[Trecho citado]
Lula condena ofício dos EUA contra decisão de Moraes sobre plataforma Rumble

“Que história é essa dos Estados Unidos quererem negar alguma coisa,
e criticar a Justiça brasileira. Eu nunca critiquei a Justiça deles”, disse o

presidente brasileiro

por  Iram Alfaia

Publicado 02/06/2025 13:25 | Editado 02/06/2025 13:55

Lula na convenção do PSB (Foto: Sérgio Dutti)
O presidente Luiz Inácio Lula da Silva reagiu duramente contra ofício do
governo dos Estados Unidos pelo qual critica a decisão do ministro
Alexandre de Moraes, do Supremo Tribunal Federal (STF), sobre
bloqueio de um usuário naquele país da plataforma Rumble.
Enviado pelo Departamento de Justiça dos EUA para o Ministério da
Justiça e Segurança Pública, o documento informou que a decisão do
ministro impactou uma empresa norte-americana.

[Material de origem]

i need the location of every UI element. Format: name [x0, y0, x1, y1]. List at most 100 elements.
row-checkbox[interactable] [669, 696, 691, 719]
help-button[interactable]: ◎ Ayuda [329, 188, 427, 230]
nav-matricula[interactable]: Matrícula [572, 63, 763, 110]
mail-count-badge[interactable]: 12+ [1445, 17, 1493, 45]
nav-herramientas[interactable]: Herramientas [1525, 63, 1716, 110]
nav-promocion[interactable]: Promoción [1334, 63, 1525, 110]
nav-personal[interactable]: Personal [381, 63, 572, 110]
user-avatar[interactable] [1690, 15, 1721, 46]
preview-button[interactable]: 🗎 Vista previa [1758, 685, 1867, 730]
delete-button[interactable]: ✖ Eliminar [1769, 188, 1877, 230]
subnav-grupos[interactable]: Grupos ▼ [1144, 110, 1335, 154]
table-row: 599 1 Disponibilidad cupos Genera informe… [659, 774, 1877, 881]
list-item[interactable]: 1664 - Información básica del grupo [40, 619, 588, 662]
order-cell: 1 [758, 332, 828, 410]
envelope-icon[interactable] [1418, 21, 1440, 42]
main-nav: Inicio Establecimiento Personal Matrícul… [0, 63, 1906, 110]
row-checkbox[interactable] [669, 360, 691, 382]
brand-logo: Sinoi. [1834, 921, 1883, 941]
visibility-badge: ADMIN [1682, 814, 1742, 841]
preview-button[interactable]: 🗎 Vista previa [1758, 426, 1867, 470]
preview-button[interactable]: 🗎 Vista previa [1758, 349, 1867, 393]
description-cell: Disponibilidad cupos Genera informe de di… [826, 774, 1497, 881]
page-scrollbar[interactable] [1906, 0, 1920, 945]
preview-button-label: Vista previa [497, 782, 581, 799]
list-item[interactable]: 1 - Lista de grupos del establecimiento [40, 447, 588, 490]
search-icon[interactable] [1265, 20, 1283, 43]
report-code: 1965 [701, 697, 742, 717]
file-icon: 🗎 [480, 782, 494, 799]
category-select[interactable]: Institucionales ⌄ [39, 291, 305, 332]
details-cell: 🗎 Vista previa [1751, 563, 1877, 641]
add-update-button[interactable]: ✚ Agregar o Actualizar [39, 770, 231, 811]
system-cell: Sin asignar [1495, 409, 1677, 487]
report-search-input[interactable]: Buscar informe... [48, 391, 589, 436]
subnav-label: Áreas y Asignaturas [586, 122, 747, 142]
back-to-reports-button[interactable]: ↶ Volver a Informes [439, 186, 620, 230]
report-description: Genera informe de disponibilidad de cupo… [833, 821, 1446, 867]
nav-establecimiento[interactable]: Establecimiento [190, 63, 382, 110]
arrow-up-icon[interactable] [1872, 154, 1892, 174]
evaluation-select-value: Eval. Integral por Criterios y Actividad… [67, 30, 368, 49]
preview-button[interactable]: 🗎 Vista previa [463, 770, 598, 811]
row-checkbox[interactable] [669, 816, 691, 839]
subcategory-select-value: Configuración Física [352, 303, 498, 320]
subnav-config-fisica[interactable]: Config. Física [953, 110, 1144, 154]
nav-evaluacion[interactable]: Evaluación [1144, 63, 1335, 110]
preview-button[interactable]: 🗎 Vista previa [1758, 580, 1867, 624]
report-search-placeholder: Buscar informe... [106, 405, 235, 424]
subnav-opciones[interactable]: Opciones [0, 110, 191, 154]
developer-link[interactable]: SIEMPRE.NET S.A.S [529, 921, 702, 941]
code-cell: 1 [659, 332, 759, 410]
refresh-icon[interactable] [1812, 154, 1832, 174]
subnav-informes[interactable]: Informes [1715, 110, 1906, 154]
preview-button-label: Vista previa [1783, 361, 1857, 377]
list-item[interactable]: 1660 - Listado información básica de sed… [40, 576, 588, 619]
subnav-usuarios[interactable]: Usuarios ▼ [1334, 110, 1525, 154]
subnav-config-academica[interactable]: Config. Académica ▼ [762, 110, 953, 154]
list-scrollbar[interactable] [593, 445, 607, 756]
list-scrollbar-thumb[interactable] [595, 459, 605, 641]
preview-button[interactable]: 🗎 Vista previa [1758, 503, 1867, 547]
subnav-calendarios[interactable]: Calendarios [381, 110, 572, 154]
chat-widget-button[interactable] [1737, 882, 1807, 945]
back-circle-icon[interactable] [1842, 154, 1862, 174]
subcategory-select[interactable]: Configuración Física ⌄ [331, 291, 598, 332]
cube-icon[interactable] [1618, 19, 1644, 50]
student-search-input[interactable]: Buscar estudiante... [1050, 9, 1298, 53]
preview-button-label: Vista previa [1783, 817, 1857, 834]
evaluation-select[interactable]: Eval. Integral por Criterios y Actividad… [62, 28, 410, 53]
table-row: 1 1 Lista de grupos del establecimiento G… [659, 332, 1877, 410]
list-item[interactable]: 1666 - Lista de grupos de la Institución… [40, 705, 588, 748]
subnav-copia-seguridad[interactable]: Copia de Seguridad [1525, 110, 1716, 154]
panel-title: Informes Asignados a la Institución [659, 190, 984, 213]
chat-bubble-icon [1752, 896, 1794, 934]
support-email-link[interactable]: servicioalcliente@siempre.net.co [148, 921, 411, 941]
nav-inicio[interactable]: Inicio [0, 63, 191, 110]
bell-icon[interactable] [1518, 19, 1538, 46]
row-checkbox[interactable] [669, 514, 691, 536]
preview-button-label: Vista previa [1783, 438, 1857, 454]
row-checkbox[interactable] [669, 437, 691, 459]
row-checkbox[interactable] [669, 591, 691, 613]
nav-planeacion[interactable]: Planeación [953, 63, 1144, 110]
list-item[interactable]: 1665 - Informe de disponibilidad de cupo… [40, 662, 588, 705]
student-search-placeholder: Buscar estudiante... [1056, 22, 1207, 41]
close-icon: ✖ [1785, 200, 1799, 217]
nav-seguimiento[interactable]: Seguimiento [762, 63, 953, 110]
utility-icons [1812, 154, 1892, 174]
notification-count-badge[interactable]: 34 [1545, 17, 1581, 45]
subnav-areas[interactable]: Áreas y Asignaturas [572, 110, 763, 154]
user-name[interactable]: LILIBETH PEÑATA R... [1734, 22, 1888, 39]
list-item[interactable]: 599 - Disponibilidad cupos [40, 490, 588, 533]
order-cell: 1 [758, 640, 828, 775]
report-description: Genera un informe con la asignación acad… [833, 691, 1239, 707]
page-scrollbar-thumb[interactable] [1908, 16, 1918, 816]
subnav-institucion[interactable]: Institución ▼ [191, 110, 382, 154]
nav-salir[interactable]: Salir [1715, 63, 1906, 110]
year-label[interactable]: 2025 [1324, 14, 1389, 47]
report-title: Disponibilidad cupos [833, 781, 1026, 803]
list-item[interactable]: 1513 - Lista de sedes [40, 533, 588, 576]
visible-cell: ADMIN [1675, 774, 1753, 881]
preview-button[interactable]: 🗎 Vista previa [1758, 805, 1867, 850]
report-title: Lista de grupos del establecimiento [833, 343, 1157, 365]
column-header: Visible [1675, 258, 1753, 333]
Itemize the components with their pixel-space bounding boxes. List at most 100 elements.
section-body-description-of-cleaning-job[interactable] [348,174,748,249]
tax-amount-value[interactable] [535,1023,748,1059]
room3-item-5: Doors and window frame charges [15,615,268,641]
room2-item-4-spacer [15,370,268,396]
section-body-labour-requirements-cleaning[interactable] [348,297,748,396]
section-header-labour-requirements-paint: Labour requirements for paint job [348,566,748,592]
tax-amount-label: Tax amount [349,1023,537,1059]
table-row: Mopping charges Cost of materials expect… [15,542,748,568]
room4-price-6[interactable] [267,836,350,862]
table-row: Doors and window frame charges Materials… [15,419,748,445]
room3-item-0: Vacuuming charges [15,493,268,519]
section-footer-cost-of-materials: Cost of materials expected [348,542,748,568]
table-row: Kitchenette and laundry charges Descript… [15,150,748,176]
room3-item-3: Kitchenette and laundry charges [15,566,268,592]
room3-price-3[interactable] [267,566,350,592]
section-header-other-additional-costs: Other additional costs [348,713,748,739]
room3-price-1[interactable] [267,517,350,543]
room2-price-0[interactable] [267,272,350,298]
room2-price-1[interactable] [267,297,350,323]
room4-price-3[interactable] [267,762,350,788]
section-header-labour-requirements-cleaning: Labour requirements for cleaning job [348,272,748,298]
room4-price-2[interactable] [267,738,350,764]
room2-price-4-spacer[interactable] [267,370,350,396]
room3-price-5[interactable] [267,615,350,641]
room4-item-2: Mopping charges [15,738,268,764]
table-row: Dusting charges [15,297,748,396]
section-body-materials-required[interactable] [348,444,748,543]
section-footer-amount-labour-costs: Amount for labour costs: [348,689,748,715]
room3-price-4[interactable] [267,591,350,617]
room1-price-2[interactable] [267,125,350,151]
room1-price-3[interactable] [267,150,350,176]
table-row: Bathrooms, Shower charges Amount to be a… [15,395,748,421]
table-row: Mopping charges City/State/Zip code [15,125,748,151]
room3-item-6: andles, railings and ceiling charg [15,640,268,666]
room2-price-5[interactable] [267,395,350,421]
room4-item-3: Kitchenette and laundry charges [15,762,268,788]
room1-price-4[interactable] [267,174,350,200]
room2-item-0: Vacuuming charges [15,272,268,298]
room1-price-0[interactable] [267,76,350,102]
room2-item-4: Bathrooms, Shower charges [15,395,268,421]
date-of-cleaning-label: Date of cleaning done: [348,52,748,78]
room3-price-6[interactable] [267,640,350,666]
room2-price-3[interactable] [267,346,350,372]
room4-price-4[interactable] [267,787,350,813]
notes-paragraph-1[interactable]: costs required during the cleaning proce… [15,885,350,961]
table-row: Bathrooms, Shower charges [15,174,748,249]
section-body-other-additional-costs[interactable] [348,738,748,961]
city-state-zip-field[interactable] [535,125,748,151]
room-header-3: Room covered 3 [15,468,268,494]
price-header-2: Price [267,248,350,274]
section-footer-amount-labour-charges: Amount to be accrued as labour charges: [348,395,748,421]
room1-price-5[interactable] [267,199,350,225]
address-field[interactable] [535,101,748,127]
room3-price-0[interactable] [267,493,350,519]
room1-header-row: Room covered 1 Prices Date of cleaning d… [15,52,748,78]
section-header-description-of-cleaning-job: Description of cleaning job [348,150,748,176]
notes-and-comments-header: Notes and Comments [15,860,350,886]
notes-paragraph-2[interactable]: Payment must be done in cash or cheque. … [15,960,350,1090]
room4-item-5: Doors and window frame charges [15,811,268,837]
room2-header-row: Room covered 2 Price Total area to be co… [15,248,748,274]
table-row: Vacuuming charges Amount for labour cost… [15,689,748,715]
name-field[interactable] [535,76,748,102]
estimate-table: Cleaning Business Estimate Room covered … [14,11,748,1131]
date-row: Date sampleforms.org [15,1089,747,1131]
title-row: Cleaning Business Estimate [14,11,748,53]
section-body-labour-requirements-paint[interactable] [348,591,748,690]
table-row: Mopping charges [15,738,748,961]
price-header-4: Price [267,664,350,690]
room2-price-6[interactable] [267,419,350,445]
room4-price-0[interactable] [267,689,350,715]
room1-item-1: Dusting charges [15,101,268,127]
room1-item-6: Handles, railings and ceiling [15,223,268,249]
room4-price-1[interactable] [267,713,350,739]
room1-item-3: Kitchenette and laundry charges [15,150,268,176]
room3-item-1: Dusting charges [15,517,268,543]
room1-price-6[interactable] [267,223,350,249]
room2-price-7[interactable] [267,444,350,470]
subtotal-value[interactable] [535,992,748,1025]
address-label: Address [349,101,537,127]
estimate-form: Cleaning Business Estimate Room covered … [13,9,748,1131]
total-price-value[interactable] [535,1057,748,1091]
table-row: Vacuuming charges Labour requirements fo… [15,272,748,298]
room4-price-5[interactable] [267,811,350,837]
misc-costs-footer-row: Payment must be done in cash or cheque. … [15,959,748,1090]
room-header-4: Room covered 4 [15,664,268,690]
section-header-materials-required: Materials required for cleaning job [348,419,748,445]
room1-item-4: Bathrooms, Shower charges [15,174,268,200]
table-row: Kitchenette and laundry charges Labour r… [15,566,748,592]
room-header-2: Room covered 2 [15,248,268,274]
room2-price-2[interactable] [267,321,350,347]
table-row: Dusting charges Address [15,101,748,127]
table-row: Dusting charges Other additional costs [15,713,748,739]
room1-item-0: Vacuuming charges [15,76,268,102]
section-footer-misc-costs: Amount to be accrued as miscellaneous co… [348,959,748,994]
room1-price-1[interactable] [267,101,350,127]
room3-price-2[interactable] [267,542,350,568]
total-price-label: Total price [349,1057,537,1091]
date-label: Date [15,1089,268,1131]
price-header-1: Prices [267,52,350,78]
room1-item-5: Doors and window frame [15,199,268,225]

[Questão 1]
Por favor, diga se cada afirmação concorda com a notícia sobre a reação de Lula ao ofício dos EUA, respondendo sim ou não e citando as palavras decisivas do texto: (a) o ofício foi enviado pelo Departamento de Justiça dos EUA ao Ministério da Justiça e Segurança Pública; (b) Lula afirmou que já havia criticado a Justiça dos Estados Unidos; (c) o documento informou que a decisão de Moraes atingiu uma empresa norte-americana.
[Questão 2]
Escreva a continuação da notícia sobre a reação de Lula ao ofício dos EUA, começando logo após a última frase apresentada.
Não é preciso consultar a listagem.

[Resposta do exercício 1]
(a) Sim: “Enviado pelo Departamento de Justiça dos EUA para o Ministério da Justiça e Segurança Pública”
(b) Não: “Eu nunca critiquei a Justiça deles”
(c) Sim: “a decisão do ministro impactou uma empresa norte-americana”

[Resposta do exercício 2]
“O Departamento de Justiça disse ao ministro Alexandre de Moraes que
ele poderia aplicar as leis no Brasil, mas que não poderia ordenar que
empresas obedecessem ordens específicas nos Estados Unidos”, diz a
carta, segundo o The New York Times.
“Que história é essa dos Estados Unidos quererem negar alguma coisa,
e criticar a Justiça brasileira. Eu nunca critiquei a Justiça deles. Ele faz
tanta barbaridade, eu nunca critiquei. Faz tanta guerra, mata tanta gente.
Por que eles vão querer criticar o Brasil”, discursou Lula neste domingo
(1º) durante Congresso do PSB.
O presidente saiu em defesa de Moraes: “Você veja que os Estado
Unidos quer processar o Alexandre de Moraes, porque ele tá querendo
prender um cara brasileiro que está lá nos Estados Unidos fazendo coisa
contra o Brasil o dia inteiro”, disse.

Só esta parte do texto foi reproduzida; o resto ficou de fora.